* [Required task 1]
Repeat the entries word for word. Begin at the first line of the entries and stop after the line that contains "text-line: policy in".

* [Text to read]
════
Usage: ./buybot.py <limit price>
Visualization
While the network is fully autonomous, there is a desire to observe its evolution over time. It is possible to communicate with the living bots over an IRC channel defined in plebnet_setup.cfg
, using a few simple commands implemented in ircbot.py
. Note that all commands only serve for retriving information (e.g. amount of data uploaded, wallet balance, etc.) and do not allow to change the bot's state.
Plebnet Vision is a tool allowing to track the state of the botnet over time and visualize the family tree of the whole network. The tracker
module periodically requests the state of all bots and stores it into a file. The vision
module is then a Flask web server which constructs a network graph and generates charts showing how the amount of uploaded and downloaded data, number of Tribler market matchmakers, and MB balance changed over time.
After installing the required dependencies, the Flask server and the tracker bot can be started by:
python tools/vision/app_py.py
The HTTP server is running on the port 5500
.
Future Work
- Gossip learning protocol using IPv8 overlay: enable collective learning by sharing QTable updates with a secure message authentication
- Q-Table for VPN selection: learn which VPN works the best and which VPS providers ignore DMCA notices and thus do not require VPN
- Market strategies based on other financial analysis' (i.e: other moving averages may be interesting)
- Market strategy based on deep learning
- Explore additional sources of income: Bitcoin donations, torrent seeding...
════
* [Data listing]
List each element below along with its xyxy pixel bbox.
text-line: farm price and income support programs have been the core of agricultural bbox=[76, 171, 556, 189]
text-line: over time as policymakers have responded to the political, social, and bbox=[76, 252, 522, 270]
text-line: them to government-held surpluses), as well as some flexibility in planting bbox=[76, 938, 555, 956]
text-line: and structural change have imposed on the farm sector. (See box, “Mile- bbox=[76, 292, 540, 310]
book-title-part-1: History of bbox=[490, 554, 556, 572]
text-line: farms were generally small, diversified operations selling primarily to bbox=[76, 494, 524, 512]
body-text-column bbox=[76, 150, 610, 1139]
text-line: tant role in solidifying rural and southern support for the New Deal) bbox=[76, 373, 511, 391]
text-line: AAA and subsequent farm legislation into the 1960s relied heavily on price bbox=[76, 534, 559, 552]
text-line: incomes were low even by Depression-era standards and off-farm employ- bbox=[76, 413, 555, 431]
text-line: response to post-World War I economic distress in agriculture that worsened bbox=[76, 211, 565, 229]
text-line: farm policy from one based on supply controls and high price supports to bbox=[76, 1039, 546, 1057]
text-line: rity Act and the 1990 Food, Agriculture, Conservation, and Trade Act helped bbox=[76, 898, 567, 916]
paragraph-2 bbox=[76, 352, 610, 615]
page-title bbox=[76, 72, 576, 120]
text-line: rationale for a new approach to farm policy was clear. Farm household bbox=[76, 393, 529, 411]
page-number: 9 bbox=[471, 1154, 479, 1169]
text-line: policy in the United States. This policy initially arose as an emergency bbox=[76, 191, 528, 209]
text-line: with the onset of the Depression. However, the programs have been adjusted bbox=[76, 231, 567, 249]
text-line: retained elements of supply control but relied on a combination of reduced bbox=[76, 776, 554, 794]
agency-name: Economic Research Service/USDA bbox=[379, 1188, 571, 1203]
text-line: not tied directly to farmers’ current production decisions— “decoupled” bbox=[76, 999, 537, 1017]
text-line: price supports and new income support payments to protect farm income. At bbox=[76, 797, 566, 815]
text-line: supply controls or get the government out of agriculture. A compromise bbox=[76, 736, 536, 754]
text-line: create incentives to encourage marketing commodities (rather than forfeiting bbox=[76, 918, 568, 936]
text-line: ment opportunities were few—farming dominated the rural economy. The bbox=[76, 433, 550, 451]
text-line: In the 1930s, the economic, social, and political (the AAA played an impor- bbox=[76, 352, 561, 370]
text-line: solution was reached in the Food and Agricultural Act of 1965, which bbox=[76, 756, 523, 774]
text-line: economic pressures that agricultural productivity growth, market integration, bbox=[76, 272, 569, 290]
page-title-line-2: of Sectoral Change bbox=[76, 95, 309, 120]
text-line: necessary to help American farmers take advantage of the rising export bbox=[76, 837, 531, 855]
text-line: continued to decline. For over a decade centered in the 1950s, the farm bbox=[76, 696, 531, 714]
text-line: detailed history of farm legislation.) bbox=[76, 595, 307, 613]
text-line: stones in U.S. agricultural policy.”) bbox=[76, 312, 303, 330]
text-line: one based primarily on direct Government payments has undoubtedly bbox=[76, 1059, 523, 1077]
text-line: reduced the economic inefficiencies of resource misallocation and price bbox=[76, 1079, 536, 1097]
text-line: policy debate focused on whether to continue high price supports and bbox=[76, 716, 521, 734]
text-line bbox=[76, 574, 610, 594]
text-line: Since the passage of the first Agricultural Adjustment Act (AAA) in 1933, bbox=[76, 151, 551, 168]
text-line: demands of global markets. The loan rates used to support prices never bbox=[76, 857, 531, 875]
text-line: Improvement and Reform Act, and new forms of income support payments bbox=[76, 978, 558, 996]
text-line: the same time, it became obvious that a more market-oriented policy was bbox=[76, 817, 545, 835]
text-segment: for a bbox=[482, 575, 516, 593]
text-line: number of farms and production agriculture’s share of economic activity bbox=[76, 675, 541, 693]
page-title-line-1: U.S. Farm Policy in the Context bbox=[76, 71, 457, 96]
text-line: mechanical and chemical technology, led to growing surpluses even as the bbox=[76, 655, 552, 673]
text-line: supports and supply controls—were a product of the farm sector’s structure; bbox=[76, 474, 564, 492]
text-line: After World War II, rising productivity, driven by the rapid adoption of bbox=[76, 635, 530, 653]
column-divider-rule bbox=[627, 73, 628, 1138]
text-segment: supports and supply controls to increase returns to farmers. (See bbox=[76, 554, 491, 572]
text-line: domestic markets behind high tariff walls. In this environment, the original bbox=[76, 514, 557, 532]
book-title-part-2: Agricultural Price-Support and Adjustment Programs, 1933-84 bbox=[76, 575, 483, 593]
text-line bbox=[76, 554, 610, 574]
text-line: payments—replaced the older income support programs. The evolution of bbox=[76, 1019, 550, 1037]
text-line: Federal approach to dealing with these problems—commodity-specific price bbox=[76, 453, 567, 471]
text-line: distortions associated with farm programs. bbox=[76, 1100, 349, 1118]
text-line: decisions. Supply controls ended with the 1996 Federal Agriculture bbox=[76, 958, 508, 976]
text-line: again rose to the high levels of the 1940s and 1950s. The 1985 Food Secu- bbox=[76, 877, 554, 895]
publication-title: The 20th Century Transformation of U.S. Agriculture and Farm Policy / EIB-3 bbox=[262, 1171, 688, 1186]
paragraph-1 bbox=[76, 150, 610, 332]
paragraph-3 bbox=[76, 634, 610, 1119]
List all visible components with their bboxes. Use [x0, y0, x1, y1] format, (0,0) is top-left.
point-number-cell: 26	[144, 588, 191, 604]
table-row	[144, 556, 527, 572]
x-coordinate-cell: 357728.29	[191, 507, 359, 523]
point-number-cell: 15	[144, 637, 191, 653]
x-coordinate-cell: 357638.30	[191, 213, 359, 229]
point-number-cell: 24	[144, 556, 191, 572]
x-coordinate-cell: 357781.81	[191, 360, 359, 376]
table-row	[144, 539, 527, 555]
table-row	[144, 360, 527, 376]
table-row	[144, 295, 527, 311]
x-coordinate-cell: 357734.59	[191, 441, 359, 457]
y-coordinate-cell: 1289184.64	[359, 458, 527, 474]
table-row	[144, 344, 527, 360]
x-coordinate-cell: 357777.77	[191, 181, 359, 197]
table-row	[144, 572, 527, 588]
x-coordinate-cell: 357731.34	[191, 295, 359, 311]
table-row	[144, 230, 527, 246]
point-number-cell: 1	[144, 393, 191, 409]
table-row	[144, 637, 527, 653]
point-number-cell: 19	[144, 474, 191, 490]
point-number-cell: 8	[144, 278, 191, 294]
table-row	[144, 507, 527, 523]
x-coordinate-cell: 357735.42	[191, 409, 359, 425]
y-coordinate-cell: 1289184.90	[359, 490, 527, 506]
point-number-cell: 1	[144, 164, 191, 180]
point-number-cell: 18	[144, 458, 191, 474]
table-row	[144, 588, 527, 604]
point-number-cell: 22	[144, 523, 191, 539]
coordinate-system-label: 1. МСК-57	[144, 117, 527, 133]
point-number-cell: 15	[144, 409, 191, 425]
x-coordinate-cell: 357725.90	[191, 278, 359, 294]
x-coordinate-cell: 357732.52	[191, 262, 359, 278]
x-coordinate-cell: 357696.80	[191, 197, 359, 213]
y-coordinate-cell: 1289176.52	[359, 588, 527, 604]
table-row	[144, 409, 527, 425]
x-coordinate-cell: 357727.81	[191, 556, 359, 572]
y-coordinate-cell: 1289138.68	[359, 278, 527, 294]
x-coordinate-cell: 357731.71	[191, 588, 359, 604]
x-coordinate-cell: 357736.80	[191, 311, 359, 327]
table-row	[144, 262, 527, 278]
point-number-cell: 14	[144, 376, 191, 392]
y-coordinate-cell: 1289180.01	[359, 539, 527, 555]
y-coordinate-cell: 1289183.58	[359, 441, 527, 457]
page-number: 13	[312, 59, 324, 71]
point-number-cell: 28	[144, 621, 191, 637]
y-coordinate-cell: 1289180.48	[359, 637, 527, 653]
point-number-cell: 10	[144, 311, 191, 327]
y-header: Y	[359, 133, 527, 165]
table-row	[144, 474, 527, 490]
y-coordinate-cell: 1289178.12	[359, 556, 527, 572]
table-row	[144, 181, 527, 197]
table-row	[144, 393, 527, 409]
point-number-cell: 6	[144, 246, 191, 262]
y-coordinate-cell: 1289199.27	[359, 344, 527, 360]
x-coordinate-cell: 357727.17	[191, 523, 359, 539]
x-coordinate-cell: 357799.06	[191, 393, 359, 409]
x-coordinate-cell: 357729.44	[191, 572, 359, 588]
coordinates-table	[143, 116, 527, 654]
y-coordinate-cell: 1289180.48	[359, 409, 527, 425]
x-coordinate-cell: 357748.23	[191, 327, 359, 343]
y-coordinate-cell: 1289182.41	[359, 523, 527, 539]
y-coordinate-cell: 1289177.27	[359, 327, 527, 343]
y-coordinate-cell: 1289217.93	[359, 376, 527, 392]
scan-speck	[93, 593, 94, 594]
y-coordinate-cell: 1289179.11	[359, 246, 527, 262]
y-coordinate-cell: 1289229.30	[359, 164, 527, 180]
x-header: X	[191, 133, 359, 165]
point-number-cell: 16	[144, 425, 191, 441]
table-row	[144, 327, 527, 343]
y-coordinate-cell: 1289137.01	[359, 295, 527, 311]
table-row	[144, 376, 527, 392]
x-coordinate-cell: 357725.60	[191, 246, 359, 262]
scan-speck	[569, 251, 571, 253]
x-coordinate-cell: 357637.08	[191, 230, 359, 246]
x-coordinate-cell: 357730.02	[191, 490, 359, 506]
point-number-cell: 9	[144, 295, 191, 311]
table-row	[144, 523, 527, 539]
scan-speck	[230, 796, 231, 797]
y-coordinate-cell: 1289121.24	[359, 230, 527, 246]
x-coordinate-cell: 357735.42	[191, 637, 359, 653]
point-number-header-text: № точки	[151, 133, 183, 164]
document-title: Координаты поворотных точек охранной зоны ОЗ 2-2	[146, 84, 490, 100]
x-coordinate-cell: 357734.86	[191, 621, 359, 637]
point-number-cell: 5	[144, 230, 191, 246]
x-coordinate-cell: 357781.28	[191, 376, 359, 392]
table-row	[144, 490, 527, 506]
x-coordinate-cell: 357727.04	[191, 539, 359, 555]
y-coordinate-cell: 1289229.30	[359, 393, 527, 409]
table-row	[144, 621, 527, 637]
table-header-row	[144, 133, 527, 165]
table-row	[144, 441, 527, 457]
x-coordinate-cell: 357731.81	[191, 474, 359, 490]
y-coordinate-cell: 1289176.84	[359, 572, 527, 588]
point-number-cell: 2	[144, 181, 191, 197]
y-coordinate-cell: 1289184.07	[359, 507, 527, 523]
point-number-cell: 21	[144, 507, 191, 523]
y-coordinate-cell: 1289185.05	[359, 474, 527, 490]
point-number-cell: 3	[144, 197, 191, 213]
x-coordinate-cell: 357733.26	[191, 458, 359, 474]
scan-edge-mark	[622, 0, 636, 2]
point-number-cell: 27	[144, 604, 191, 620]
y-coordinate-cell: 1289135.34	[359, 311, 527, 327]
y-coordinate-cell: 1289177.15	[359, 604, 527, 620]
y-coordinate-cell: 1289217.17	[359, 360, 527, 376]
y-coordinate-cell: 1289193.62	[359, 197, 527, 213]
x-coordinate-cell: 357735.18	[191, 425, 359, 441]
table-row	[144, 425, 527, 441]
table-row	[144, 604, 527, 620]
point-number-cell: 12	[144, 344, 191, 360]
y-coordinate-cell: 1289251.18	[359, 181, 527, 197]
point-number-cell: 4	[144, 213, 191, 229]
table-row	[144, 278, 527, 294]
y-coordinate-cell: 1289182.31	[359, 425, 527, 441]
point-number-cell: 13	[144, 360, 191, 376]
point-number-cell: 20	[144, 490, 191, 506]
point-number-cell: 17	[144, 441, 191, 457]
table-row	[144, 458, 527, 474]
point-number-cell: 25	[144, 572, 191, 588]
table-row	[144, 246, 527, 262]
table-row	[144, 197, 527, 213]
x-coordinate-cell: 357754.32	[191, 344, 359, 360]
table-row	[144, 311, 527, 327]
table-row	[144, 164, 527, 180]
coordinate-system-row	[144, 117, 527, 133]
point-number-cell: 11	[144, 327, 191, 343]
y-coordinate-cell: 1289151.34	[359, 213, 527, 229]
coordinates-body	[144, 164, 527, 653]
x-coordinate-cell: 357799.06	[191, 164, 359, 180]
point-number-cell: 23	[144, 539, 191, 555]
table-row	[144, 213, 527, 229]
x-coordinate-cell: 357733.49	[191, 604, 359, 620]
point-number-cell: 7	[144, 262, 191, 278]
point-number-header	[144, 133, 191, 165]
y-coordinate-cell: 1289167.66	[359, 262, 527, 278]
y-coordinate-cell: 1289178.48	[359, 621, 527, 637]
════
* [Required task 2]
Duplicate a passage of the Plebnet text verbatim, beginning at the words "Plebnet Vision is" and ending after "changed over time.".

* [Task output 1]
List each element below along with its xyxy pixel bbox.
text-line: farm price and income support programs have been the core of agricultural bbox=[76, 171, 556, 189]
text-line: over time as policymakers have responded to the political, social, and bbox=[76, 252, 522, 270]
text-line: them to government-held surpluses), as well as some flexibility in planting bbox=[76, 938, 555, 956]
text-line: and structural change have imposed on the farm sector. (See box, “Mile- bbox=[76, 292, 540, 310]
book-title-part-1: History of bbox=[490, 554, 556, 572]
text-line: farms were generally small, diversified operations selling primarily to bbox=[76, 494, 524, 512]
body-text-column bbox=[76, 150, 610, 1139]
text-line: tant role in solidifying rural and southern support for the New Deal) bbox=[76, 373, 511, 391]
text-line: AAA and subsequent farm legislation into the 1960s relied heavily on price bbox=[76, 534, 559, 552]
text-line: incomes were low even by Depression-era standards and off-farm employ- bbox=[76, 413, 555, 431]
text-line: response to post-World War I economic distress in agriculture that worsened bbox=[76, 211, 565, 229]
text-line: farm policy from one based on supply controls and high price supports to bbox=[76, 1039, 546, 1057]
text-line: rity Act and the 1990 Food, Agriculture, Conservation, and Trade Act helped bbox=[76, 898, 567, 916]
paragraph-2 bbox=[76, 352, 610, 615]
page-title bbox=[76, 72, 576, 120]
text-line: rationale for a new approach to farm policy was clear. Farm household bbox=[76, 393, 529, 411]
page-number: 9 bbox=[471, 1154, 479, 1169]
text-line: policy in the United States. This policy initially arose as an emergency bbox=[76, 191, 528, 209]

* [Task output 2]
Plebnet Vision is a tool allowing to track the state of the botnet over time and visualize the family tree of the whole network. The tracker
module periodically requests the state of all bots and stores it into a file. The vision
module is then a Flask web server which constructs a network graph and generates charts showing how the amount of uploaded and downloaded data, number of Tribler market matchmakers, and MB balance changed over time.